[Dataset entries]
• • • •
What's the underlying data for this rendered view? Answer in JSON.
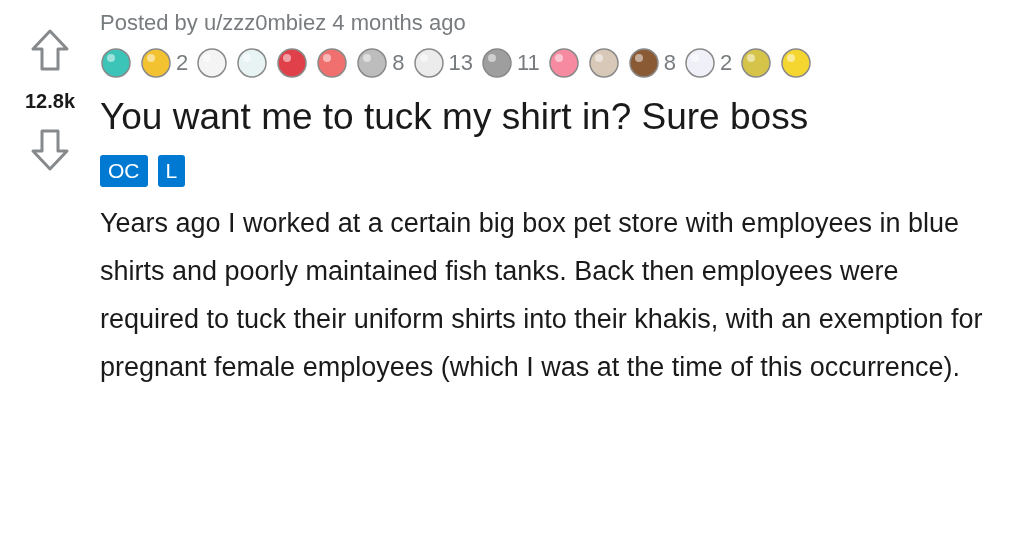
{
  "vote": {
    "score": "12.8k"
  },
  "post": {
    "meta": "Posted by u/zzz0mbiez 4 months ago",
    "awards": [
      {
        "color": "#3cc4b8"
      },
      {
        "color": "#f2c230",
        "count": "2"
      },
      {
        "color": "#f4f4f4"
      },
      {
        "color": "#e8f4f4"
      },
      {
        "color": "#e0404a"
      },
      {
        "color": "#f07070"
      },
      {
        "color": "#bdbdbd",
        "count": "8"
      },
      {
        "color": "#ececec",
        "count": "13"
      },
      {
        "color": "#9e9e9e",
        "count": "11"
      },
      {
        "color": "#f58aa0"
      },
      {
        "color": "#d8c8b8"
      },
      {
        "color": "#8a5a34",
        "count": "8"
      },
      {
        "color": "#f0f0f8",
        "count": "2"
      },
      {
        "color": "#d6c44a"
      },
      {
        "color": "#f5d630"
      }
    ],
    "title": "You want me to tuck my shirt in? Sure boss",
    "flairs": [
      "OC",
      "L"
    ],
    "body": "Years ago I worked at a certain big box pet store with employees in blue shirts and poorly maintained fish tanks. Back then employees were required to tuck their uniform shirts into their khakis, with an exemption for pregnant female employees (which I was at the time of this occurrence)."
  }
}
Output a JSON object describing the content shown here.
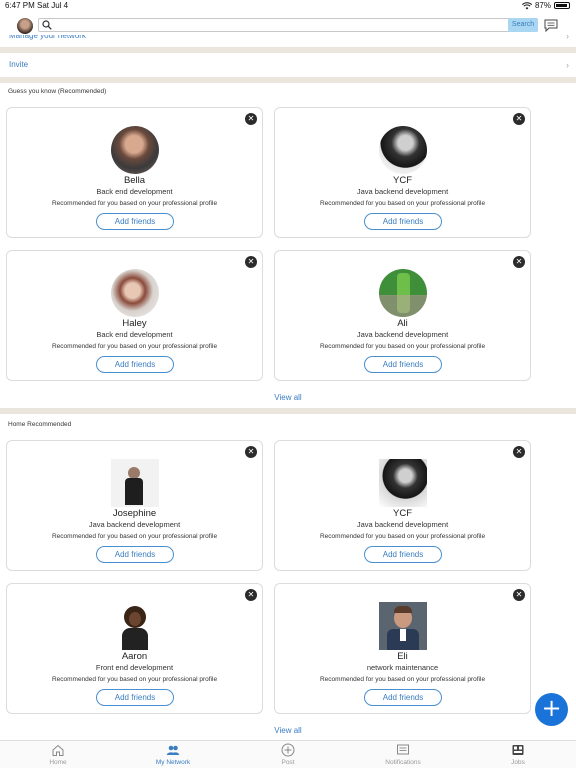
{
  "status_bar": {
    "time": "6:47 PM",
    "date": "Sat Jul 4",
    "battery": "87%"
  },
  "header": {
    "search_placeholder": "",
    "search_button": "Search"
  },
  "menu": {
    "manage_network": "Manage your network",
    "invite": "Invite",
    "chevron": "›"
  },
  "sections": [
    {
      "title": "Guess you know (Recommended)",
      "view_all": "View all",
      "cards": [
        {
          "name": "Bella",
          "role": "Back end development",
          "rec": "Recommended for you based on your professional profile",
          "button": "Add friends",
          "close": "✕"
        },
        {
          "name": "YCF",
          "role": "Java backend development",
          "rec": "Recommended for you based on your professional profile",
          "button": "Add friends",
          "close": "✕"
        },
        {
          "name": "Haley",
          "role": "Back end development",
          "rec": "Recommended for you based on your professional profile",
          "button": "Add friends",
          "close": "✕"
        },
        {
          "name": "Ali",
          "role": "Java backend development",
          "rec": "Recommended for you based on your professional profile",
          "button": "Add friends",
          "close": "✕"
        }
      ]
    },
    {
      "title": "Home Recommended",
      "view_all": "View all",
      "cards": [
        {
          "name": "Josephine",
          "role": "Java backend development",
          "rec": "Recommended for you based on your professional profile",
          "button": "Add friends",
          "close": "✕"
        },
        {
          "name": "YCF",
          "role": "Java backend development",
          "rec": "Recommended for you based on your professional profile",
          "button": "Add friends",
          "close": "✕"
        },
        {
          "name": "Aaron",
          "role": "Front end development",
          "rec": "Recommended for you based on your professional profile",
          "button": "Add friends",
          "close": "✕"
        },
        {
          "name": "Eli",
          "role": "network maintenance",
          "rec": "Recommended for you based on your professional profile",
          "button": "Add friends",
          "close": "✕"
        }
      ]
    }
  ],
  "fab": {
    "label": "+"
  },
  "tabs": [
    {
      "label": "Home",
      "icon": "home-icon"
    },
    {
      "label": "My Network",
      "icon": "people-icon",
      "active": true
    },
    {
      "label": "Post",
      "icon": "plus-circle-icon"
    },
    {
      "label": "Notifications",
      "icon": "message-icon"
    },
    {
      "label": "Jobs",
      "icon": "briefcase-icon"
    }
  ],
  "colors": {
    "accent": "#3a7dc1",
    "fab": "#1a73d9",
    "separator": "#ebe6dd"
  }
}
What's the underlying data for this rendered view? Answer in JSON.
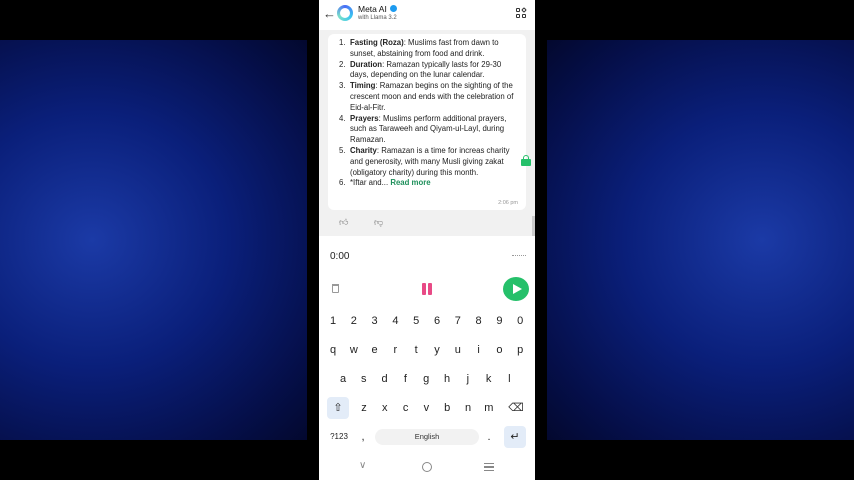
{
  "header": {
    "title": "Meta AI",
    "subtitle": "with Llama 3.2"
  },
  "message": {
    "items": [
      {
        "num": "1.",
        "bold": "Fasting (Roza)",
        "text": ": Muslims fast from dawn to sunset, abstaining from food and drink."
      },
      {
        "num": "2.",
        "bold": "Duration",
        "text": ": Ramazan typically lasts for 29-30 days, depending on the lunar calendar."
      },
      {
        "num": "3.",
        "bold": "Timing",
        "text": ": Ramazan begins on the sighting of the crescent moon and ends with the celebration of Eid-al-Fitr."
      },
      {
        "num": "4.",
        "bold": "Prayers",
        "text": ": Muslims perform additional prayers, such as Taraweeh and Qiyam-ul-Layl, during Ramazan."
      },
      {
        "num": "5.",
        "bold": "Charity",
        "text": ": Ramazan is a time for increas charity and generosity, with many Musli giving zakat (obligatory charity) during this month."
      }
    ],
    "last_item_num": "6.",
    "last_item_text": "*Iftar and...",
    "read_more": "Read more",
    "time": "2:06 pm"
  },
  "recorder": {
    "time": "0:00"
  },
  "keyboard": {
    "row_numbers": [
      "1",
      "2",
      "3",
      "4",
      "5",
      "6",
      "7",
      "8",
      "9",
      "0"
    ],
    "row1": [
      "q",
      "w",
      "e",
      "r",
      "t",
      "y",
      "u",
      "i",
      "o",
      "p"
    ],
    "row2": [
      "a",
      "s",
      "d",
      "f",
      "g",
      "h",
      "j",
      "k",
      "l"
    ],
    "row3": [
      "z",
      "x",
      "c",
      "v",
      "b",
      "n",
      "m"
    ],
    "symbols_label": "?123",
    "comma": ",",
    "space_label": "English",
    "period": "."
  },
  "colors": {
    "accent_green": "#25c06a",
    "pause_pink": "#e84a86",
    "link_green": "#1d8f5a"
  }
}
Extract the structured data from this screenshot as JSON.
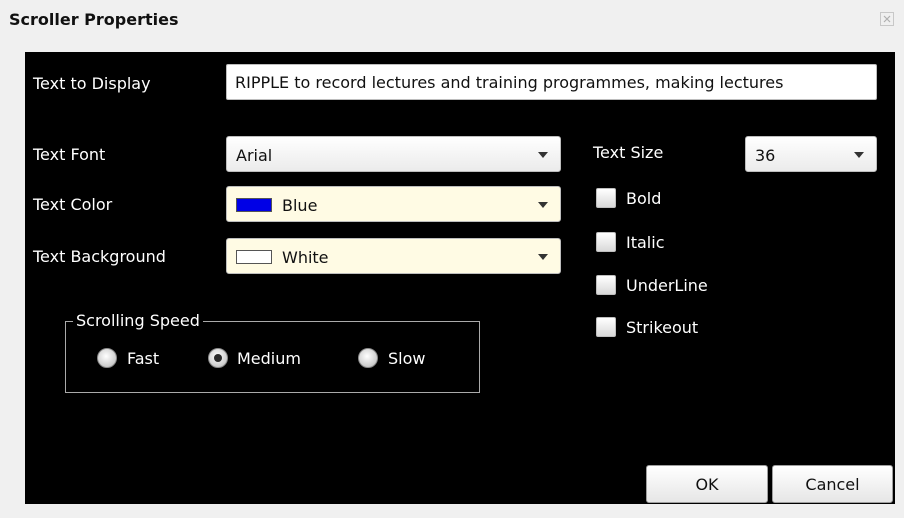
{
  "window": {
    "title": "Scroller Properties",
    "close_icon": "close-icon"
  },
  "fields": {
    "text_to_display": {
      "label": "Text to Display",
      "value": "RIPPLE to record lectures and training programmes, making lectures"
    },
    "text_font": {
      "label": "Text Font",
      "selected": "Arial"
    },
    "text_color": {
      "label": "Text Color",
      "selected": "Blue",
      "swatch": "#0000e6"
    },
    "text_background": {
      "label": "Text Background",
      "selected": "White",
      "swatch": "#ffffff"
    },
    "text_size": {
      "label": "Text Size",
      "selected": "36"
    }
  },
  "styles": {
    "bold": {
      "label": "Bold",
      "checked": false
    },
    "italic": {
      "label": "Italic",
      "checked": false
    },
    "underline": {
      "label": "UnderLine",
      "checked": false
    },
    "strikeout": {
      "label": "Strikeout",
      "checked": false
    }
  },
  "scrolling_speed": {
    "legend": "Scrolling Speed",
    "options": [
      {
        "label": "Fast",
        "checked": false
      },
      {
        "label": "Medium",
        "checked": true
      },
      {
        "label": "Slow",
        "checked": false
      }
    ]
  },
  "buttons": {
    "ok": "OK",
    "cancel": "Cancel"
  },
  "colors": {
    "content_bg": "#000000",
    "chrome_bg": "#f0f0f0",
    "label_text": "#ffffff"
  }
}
• • • •
** Description of the task **
With the pictures left out, transcribe the material exactly.

** Response to the task **
What's the underlying data for this rendered view? Answer in JSON.
{
  "vote": {
    "score": "12.8k"
  },
  "post": {
    "meta": "Posted by u/zzz0mbiez 4 months ago",
    "awards": [
      {
        "color": "#3cc4b8"
      },
      {
        "color": "#f2c230",
        "count": "2"
      },
      {
        "color": "#f4f4f4"
      },
      {
        "color": "#e8f4f4"
      },
      {
        "color": "#e0404a"
      },
      {
        "color": "#f07070"
      },
      {
        "color": "#bdbdbd",
        "count": "8"
      },
      {
        "color": "#ececec",
        "count": "13"
      },
      {
        "color": "#9e9e9e",
        "count": "11"
      },
      {
        "color": "#f58aa0"
      },
      {
        "color": "#d8c8b8"
      },
      {
        "color": "#8a5a34",
        "count": "8"
      },
      {
        "color": "#f0f0f8",
        "count": "2"
      },
      {
        "color": "#d6c44a"
      },
      {
        "color": "#f5d630"
      }
    ],
    "title": "You want me to tuck my shirt in? Sure boss",
    "flairs": [
      "OC",
      "L"
    ],
    "body": "Years ago I worked at a certain big box pet store with employees in blue shirts and poorly maintained fish tanks. Back then employees were required to tuck their uniform shirts into their khakis, with an exemption for pregnant female employees (which I was at the time of this occurrence)."
  }
}
Output a JSON object describing the content shown here.
{
  "status_bar": {
    "time": "6:47 PM",
    "date": "Sat Jul 4",
    "battery": "87%"
  },
  "header": {
    "search_placeholder": "",
    "search_button": "Search"
  },
  "menu": {
    "manage_network": "Manage your network",
    "invite": "Invite",
    "chevron": "›"
  },
  "sections": [
    {
      "title": "Guess you know (Recommended)",
      "view_all": "View all",
      "cards": [
        {
          "name": "Bella",
          "role": "Back end development",
          "rec": "Recommended for you based on your professional profile",
          "button": "Add friends",
          "close": "✕"
        },
        {
          "name": "YCF",
          "role": "Java backend development",
          "rec": "Recommended for you based on your professional profile",
          "button": "Add friends",
          "close": "✕"
        },
        {
          "name": "Haley",
          "role": "Back end development",
          "rec": "Recommended for you based on your professional profile",
          "button": "Add friends",
          "close": "✕"
        },
        {
          "name": "Ali",
          "role": "Java backend development",
          "rec": "Recommended for you based on your professional profile",
          "button": "Add friends",
          "close": "✕"
        }
      ]
    },
    {
      "title": "Home Recommended",
      "view_all": "View all",
      "cards": [
        {
          "name": "Josephine",
          "role": "Java backend development",
          "rec": "Recommended for you based on your professional profile",
          "button": "Add friends",
          "close": "✕"
        },
        {
          "name": "YCF",
          "role": "Java backend development",
          "rec": "Recommended for you based on your professional profile",
          "button": "Add friends",
          "close": "✕"
        },
        {
          "name": "Aaron",
          "role": "Front end development",
          "rec": "Recommended for you based on your professional profile",
          "button": "Add friends",
          "close": "✕"
        },
        {
          "name": "Eli",
          "role": "network maintenance",
          "rec": "Recommended for you based on your professional profile",
          "button": "Add friends",
          "close": "✕"
        }
      ]
    }
  ],
  "fab": {
    "label": "+"
  },
  "tabs": [
    {
      "label": "Home",
      "icon": "home-icon"
    },
    {
      "label": "My Network",
      "icon": "people-icon",
      "active": true
    },
    {
      "label": "Post",
      "icon": "plus-circle-icon"
    },
    {
      "label": "Notifications",
      "icon": "message-icon"
    },
    {
      "label": "Jobs",
      "icon": "briefcase-icon"
    }
  ],
  "colors": {
    "accent": "#3a7dc1",
    "fab": "#1a73d9",
    "separator": "#ebe6dd"
  }
}
What's the underlying data for this rendered view? Answer in JSON.
{
  "header": {
    "title": "Meta AI",
    "subtitle": "with Llama 3.2"
  },
  "message": {
    "items": [
      {
        "num": "1.",
        "bold": "Fasting (Roza)",
        "text": ": Muslims fast from dawn to sunset, abstaining from food and drink."
      },
      {
        "num": "2.",
        "bold": "Duration",
        "text": ": Ramazan typically lasts for 29-30 days, depending on the lunar calendar."
      },
      {
        "num": "3.",
        "bold": "Timing",
        "text": ": Ramazan begins on the sighting of the crescent moon and ends with the celebration of Eid-al-Fitr."
      },
      {
        "num": "4.",
        "bold": "Prayers",
        "text": ": Muslims perform additional prayers, such as Taraweeh and Qiyam-ul-Layl, during Ramazan."
      },
      {
        "num": "5.",
        "bold": "Charity",
        "text": ": Ramazan is a time for increas charity and generosity, with many Musli giving zakat (obligatory charity) during this month."
      }
    ],
    "last_item_num": "6.",
    "last_item_text": "*Iftar and...",
    "read_more": "Read more",
    "time": "2:06 pm"
  },
  "recorder": {
    "time": "0:00"
  },
  "keyboard": {
    "row_numbers": [
      "1",
      "2",
      "3",
      "4",
      "5",
      "6",
      "7",
      "8",
      "9",
      "0"
    ],
    "row1": [
      "q",
      "w",
      "e",
      "r",
      "t",
      "y",
      "u",
      "i",
      "o",
      "p"
    ],
    "row2": [
      "a",
      "s",
      "d",
      "f",
      "g",
      "h",
      "j",
      "k",
      "l"
    ],
    "row3": [
      "z",
      "x",
      "c",
      "v",
      "b",
      "n",
      "m"
    ],
    "symbols_label": "?123",
    "comma": ",",
    "space_label": "English",
    "period": "."
  },
  "colors": {
    "accent_green": "#25c06a",
    "pause_pink": "#e84a86",
    "link_green": "#1d8f5a"
  }
}
Extract the structured data from this screenshot as JSON.
{
  "window": {
    "title": "Scroller Properties",
    "close_icon": "close-icon"
  },
  "fields": {
    "text_to_display": {
      "label": "Text to Display",
      "value": "RIPPLE to record lectures and training programmes, making lectures"
    },
    "text_font": {
      "label": "Text Font",
      "selected": "Arial"
    },
    "text_color": {
      "label": "Text Color",
      "selected": "Blue",
      "swatch": "#0000e6"
    },
    "text_background": {
      "label": "Text Background",
      "selected": "White",
      "swatch": "#ffffff"
    },
    "text_size": {
      "label": "Text Size",
      "selected": "36"
    }
  },
  "styles": {
    "bold": {
      "label": "Bold",
      "checked": false
    },
    "italic": {
      "label": "Italic",
      "checked": false
    },
    "underline": {
      "label": "UnderLine",
      "checked": false
    },
    "strikeout": {
      "label": "Strikeout",
      "checked": false
    }
  },
  "scrolling_speed": {
    "legend": "Scrolling Speed",
    "options": [
      {
        "label": "Fast",
        "checked": false
      },
      {
        "label": "Medium",
        "checked": true
      },
      {
        "label": "Slow",
        "checked": false
      }
    ]
  },
  "buttons": {
    "ok": "OK",
    "cancel": "Cancel"
  },
  "colors": {
    "content_bg": "#000000",
    "chrome_bg": "#f0f0f0",
    "label_text": "#ffffff"
  }
}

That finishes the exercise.